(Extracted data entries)
= = =
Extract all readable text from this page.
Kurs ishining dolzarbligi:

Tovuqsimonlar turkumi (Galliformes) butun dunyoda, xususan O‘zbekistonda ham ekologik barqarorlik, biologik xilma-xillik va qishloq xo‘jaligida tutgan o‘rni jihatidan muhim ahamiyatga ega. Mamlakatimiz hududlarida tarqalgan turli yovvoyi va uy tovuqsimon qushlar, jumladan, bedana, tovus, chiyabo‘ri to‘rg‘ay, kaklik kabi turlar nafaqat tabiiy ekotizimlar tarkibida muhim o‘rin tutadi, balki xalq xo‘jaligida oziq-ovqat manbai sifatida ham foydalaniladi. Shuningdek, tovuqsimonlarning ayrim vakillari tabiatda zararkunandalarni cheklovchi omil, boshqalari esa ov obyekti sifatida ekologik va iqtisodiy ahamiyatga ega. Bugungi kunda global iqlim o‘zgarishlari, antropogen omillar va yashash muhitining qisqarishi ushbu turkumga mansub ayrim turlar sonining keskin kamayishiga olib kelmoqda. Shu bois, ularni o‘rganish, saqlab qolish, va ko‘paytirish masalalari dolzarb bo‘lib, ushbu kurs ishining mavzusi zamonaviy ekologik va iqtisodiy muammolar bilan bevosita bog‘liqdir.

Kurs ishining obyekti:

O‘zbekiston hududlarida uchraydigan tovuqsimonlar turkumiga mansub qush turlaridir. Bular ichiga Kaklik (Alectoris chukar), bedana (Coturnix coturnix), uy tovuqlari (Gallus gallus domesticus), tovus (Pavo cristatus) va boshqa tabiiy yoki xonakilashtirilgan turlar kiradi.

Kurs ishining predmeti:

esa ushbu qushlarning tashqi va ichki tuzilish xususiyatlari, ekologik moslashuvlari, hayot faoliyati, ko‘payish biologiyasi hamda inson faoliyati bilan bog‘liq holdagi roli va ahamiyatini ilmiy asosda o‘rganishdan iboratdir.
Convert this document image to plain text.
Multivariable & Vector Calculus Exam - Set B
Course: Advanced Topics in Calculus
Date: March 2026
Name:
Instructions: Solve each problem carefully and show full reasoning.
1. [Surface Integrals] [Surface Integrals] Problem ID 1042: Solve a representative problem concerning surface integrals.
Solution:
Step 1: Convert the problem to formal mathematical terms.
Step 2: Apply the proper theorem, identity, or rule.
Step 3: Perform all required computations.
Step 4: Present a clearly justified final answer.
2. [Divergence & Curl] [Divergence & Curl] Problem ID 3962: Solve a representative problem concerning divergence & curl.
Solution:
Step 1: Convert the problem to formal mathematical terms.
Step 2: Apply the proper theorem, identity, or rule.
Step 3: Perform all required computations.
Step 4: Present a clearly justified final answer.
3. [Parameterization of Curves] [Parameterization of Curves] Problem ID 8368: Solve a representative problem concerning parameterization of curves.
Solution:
= = =
**Request:** Each line from the one containing "Convert this document image to plain text." to the final line of the entries above must be returned exactly, and no other line may appear.

**Task response:**
Convert this document image to plain text.
Multivariable & Vector Calculus Exam - Set B
Course: Advanced Topics in Calculus
Date: March 2026
Name:
Instructions: Solve each problem carefully and show full reasoning.
1. [Surface Integrals] [Surface Integrals] Problem ID 1042: Solve a representative problem concerning surface integrals.
Solution:
Step 1: Convert the problem to formal mathematical terms.
Step 2: Apply the proper theorem, identity, or rule.
Step 3: Perform all required computations.
Step 4: Present a clearly justified final answer.
2. [Divergence & Curl] [Divergence & Curl] Problem ID 3962: Solve a representative problem concerning divergence & curl.
Solution:
Step 1: Convert the problem to formal mathematical terms.
Step 2: Apply the proper theorem, identity, or rule.
Step 3: Perform all required computations.
Step 4: Present a clearly justified final answer.
3. [Parameterization of Curves] [Parameterization of Curves] Problem ID 8368: Solve a representative problem concerning parameterization of curves.
Solution:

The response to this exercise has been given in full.